• _TASK STATEMENT_
Copy the data from the line with "Find all labels, buttons, inputs, and" up to and including the line with "376, 90, 386]", leaving out the picture.

• _PROVIDED INFORMATION_
============

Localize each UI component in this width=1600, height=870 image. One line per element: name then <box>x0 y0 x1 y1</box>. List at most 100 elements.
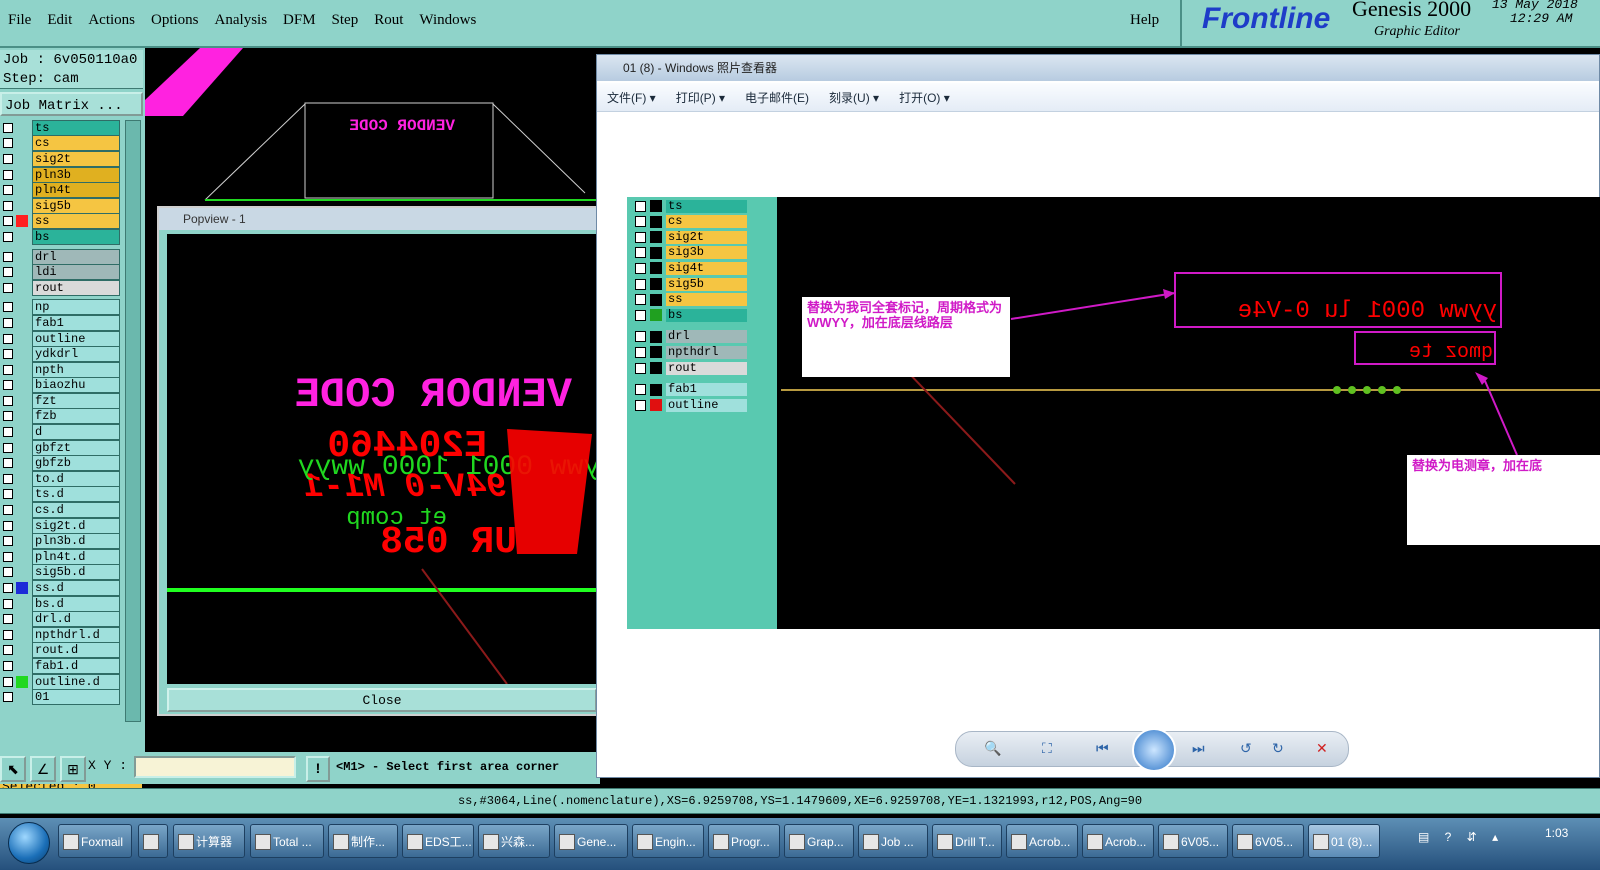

============

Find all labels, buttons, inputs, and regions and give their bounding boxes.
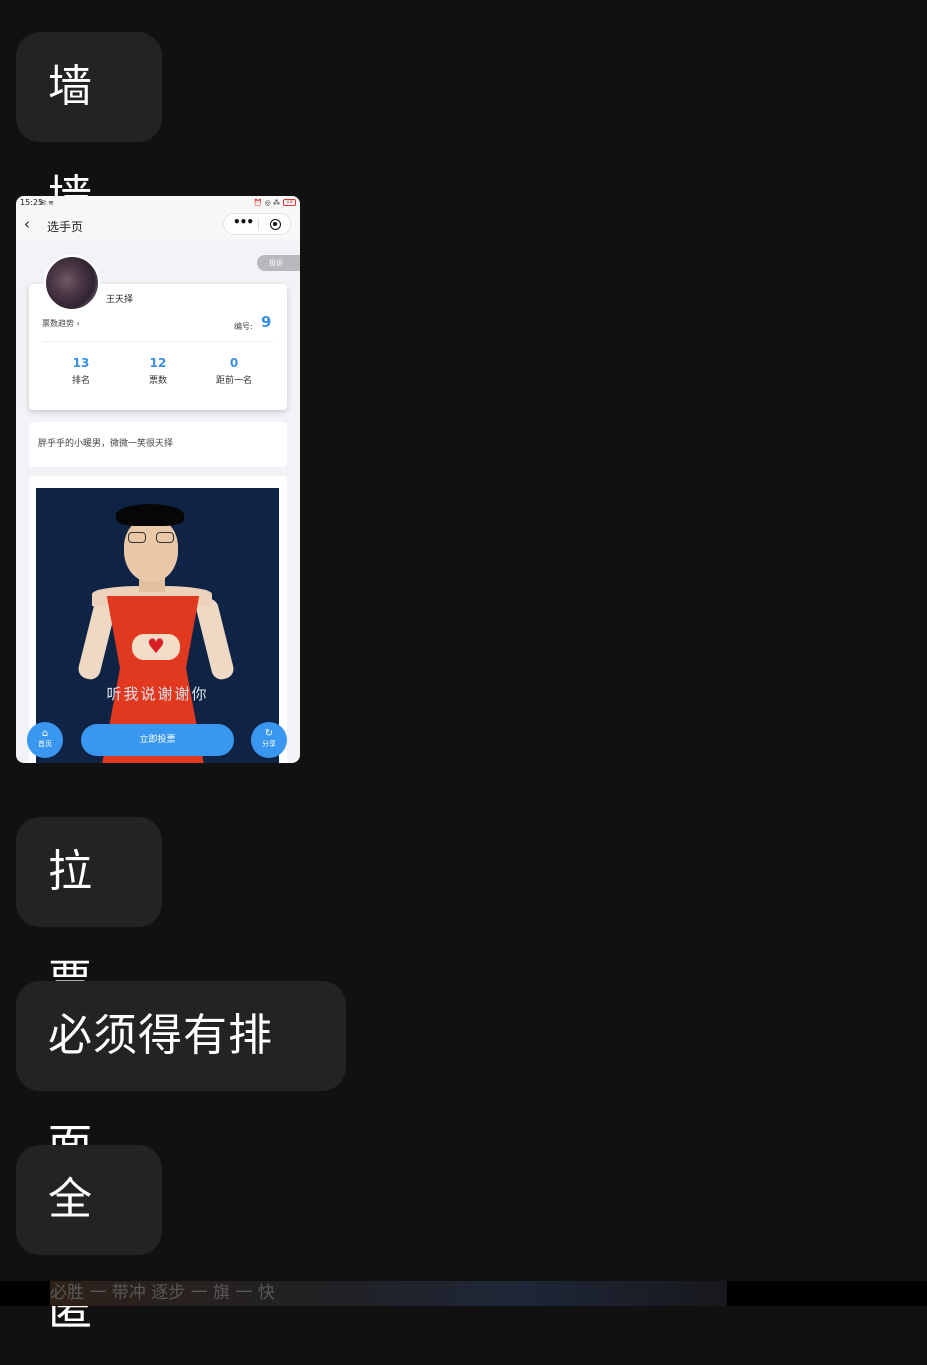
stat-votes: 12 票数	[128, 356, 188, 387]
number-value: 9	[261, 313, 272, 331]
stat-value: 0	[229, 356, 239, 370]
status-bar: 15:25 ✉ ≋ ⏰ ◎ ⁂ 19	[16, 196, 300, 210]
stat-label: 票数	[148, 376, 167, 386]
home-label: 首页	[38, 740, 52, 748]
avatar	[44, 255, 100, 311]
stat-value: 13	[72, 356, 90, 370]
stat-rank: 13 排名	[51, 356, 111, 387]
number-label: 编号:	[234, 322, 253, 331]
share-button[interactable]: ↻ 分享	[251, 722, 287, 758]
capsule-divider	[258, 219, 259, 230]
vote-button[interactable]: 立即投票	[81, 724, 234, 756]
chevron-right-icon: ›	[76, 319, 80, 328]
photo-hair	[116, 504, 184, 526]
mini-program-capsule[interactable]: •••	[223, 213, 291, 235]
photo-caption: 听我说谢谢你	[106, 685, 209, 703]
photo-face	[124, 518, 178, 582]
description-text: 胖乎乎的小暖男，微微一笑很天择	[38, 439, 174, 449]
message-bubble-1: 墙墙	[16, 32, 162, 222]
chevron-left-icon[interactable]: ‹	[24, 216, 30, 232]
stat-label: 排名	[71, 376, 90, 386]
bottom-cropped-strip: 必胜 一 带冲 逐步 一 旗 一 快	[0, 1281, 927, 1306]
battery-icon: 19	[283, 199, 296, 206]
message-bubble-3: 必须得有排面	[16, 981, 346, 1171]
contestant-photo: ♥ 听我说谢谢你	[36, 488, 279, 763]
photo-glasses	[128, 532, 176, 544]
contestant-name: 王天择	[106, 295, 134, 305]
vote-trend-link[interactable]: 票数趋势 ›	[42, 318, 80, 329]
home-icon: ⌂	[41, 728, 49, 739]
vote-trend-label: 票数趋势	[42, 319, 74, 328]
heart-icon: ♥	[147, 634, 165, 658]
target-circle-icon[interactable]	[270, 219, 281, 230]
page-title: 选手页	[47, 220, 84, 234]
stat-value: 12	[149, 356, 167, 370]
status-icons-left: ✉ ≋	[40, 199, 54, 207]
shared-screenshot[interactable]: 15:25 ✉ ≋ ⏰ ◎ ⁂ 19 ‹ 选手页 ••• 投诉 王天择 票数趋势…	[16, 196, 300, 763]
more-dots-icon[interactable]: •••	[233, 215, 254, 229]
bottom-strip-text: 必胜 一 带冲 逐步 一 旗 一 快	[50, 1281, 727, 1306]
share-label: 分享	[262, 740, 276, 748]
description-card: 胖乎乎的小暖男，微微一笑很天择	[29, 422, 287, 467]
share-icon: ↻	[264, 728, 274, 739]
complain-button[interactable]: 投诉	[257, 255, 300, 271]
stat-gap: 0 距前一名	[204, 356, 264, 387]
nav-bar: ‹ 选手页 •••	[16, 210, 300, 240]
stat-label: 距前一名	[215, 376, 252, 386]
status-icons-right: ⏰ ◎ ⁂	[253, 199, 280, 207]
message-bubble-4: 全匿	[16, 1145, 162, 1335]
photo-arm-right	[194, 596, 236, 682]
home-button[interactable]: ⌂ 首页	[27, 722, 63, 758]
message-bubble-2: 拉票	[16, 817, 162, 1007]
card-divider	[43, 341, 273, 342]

============

• _TASK OUTPUT_
Find all labels, buttons, inputs, and regions and give their bounding boxes.
stat-votes: 12 票数	[128, 356, 188, 387]
number-value: 9	[261, 313, 272, 331]
stat-value: 0	[229, 356, 239, 370]
status-bar: 15:25 ✉ ≋ ⏰ ◎ ⁂ 19	[16, 196, 300, 210]
stat-label: 票数	[148, 376, 167, 386]
home-label: 首页	[38, 740, 52, 748]
avatar	[44, 255, 100, 311]
stat-value: 13	[72, 356, 90, 370]
stat-rank: 13 排名	[51, 356, 111, 387]
number-label: 编号:	[234, 322, 253, 331]
share-button[interactable]: ↻ 分享	[251, 722, 287, 758]
capsule-divider	[258, 219, 259, 230]
vote-button[interactable]: 立即投票	[81, 724, 234, 756]
chevron-right-icon: ›	[76, 319, 80, 328]
photo-hair	[116, 504, 184, 526]
mini-program-capsule[interactable]: •••	[223, 213, 291, 235]
photo-caption: 听我说谢谢你	[106, 685, 209, 703]
photo-face	[124, 518, 178, 582]
description-text: 胖乎乎的小暖男，微微一笑很天择	[38, 439, 174, 449]
message-bubble-1: 墙墙	[16, 32, 162, 222]
chevron-left-icon[interactable]: ‹	[24, 216, 30, 232]
stat-label: 排名	[71, 376, 90, 386]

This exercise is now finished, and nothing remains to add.